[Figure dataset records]
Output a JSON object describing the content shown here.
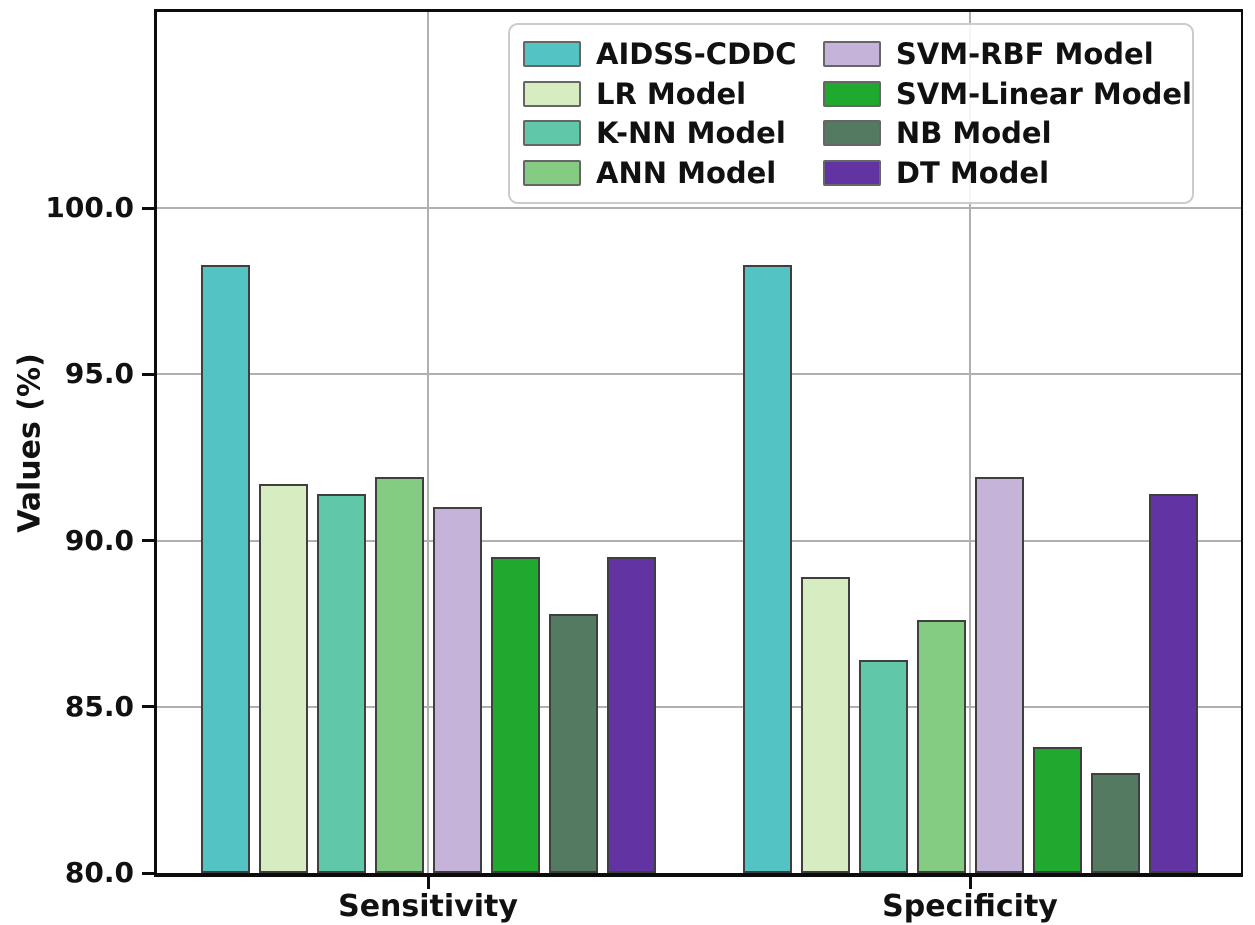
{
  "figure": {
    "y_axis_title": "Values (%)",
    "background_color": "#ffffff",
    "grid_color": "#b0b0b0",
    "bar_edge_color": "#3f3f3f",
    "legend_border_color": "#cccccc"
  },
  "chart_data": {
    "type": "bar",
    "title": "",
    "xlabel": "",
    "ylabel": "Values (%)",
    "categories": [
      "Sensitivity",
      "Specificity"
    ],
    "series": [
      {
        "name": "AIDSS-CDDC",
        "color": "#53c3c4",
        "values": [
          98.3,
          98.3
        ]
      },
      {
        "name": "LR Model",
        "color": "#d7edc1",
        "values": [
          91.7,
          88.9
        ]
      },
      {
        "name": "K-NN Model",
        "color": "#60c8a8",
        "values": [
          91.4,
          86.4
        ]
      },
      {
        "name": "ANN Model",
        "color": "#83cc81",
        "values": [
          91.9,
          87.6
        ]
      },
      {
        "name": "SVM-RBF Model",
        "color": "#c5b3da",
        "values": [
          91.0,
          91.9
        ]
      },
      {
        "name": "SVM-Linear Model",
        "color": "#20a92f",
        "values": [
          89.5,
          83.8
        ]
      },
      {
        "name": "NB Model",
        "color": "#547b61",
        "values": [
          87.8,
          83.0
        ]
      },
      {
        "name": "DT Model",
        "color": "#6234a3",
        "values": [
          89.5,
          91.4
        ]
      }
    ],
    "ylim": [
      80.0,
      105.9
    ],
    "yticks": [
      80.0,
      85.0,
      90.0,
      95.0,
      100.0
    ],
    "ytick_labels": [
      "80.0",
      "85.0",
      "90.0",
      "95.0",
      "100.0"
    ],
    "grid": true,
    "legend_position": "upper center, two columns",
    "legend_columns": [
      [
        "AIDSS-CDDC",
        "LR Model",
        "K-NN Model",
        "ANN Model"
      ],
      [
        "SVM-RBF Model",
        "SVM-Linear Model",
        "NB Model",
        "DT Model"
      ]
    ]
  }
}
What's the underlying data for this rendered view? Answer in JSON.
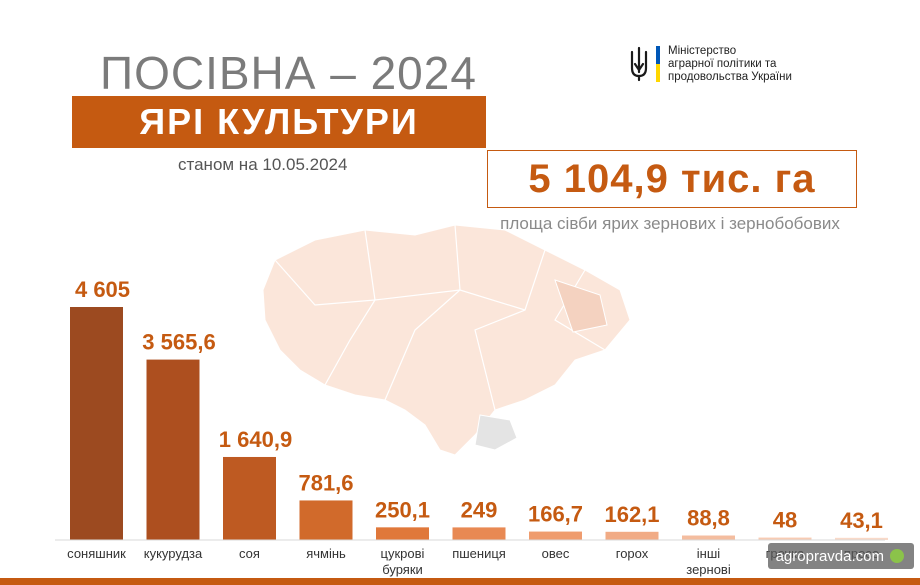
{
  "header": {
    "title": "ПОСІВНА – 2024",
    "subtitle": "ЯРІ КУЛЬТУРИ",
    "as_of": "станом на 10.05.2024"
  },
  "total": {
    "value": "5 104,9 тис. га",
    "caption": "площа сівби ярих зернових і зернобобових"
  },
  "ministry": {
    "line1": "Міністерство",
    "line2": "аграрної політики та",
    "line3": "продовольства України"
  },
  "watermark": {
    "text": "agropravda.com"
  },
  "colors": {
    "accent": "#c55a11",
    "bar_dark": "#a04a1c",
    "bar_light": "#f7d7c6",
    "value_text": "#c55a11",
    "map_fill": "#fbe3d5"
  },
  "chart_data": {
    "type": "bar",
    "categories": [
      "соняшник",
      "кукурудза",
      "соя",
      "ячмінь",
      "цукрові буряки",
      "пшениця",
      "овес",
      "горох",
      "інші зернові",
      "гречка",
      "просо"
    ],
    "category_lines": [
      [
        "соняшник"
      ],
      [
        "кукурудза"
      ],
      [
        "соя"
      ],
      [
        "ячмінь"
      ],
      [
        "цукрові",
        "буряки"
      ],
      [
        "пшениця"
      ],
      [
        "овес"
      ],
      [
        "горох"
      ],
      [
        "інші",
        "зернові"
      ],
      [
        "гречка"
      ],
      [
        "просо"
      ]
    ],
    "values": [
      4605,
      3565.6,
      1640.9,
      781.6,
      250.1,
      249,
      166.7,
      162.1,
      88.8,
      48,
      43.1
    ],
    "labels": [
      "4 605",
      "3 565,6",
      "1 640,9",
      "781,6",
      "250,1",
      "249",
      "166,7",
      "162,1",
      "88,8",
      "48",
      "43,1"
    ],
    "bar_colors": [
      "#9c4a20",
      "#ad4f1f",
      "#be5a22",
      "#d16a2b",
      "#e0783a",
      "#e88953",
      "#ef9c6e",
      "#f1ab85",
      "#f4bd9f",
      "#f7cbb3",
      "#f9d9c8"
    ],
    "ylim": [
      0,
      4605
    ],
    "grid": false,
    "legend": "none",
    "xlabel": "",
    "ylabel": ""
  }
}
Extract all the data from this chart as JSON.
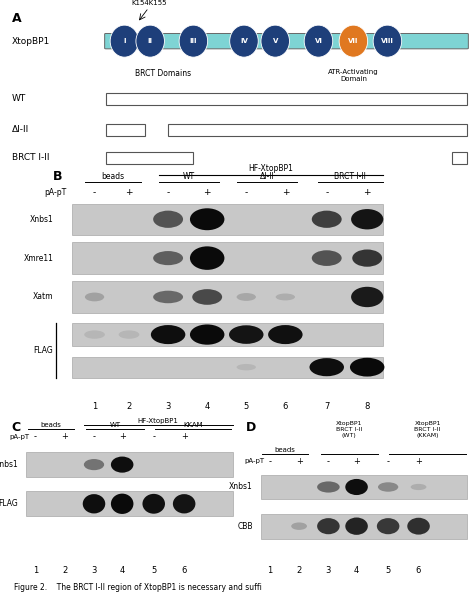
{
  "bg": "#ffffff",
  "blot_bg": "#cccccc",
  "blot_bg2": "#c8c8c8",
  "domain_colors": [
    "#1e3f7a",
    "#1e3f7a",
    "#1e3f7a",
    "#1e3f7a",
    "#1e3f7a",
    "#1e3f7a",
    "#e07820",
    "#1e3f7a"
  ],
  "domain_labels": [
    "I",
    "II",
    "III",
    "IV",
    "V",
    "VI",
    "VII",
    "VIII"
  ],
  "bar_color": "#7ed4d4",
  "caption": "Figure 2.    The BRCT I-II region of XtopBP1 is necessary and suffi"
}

* * *

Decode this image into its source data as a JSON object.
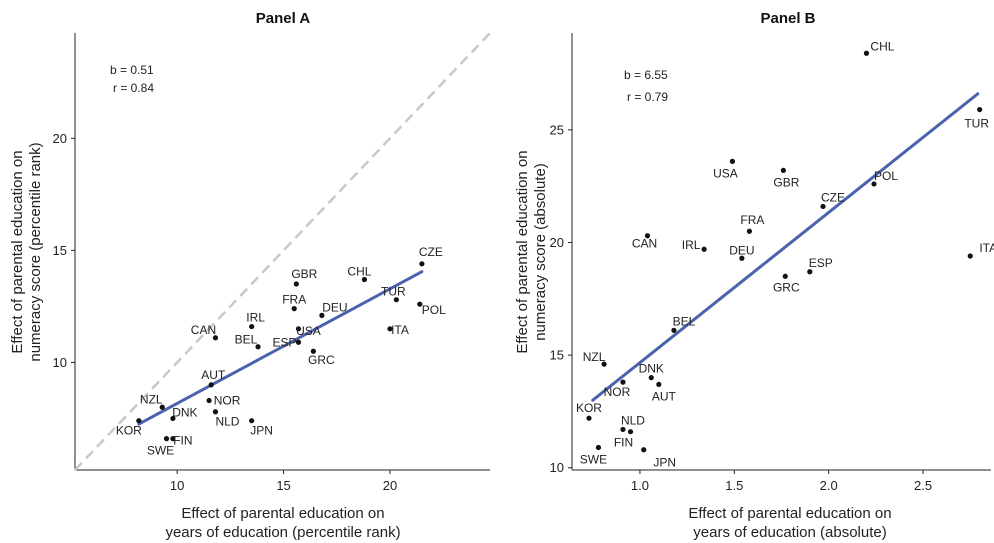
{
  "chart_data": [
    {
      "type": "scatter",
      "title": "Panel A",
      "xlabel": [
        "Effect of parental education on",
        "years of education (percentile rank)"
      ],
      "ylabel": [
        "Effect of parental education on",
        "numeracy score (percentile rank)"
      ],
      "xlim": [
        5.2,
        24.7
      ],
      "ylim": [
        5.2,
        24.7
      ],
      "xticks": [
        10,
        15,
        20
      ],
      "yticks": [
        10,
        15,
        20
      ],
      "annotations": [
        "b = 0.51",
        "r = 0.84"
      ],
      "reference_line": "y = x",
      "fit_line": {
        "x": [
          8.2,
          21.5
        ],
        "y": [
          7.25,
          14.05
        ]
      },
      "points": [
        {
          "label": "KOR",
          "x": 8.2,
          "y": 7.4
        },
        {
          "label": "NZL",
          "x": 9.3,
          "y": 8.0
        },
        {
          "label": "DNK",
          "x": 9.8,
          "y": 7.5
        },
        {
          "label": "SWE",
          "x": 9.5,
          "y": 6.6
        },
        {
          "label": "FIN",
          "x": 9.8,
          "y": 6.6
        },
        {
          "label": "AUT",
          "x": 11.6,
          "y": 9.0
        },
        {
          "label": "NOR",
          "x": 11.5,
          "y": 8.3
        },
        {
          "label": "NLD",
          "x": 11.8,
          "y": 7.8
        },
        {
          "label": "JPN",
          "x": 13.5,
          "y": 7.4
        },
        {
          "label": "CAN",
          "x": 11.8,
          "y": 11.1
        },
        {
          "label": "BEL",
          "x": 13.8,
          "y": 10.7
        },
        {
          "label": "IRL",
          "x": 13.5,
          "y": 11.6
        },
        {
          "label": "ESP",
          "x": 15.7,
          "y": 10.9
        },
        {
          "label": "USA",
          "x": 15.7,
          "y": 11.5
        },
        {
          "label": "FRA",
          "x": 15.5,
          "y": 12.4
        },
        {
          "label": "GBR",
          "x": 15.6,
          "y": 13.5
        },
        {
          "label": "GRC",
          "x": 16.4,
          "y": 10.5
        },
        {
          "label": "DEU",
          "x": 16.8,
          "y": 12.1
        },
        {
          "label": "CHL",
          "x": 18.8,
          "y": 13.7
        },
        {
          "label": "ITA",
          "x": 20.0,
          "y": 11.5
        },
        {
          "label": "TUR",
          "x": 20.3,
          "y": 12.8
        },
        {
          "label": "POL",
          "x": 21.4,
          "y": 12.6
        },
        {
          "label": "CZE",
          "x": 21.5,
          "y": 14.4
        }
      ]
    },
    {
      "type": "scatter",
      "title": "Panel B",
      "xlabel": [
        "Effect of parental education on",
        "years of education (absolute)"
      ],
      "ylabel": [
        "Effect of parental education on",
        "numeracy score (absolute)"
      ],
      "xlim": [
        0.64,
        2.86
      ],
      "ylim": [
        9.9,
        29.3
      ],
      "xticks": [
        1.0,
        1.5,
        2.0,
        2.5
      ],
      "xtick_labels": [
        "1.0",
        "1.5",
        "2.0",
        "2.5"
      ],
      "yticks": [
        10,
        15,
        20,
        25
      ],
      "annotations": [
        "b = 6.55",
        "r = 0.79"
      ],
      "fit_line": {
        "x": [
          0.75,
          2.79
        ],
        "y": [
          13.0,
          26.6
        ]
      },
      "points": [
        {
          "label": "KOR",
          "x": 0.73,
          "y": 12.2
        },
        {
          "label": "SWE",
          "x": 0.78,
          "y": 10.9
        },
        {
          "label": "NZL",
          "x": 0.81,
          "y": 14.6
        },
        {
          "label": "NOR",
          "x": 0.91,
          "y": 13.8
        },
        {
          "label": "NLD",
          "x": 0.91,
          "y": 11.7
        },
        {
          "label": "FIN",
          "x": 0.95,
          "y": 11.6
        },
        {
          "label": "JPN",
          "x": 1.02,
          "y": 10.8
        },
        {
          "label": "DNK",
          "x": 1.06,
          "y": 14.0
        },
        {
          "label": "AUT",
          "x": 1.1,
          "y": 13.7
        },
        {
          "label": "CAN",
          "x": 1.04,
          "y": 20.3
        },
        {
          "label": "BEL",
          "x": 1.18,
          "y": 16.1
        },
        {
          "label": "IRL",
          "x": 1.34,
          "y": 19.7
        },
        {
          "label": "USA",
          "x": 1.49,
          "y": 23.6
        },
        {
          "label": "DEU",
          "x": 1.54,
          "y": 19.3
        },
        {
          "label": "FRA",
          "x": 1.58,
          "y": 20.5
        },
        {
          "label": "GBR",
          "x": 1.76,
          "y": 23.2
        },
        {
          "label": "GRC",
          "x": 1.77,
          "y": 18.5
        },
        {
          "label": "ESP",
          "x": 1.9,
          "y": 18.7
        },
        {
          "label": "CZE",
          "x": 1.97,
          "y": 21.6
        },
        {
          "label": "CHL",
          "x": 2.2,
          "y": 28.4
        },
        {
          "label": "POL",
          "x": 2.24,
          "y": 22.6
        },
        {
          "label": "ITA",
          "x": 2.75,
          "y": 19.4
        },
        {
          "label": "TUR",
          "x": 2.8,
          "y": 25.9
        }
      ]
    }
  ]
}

● **Directions**: From the listing above, return each line with the word "years".

● **Response to this task**:
        "years of education (percentile rank)"
        "years of education (absolute)"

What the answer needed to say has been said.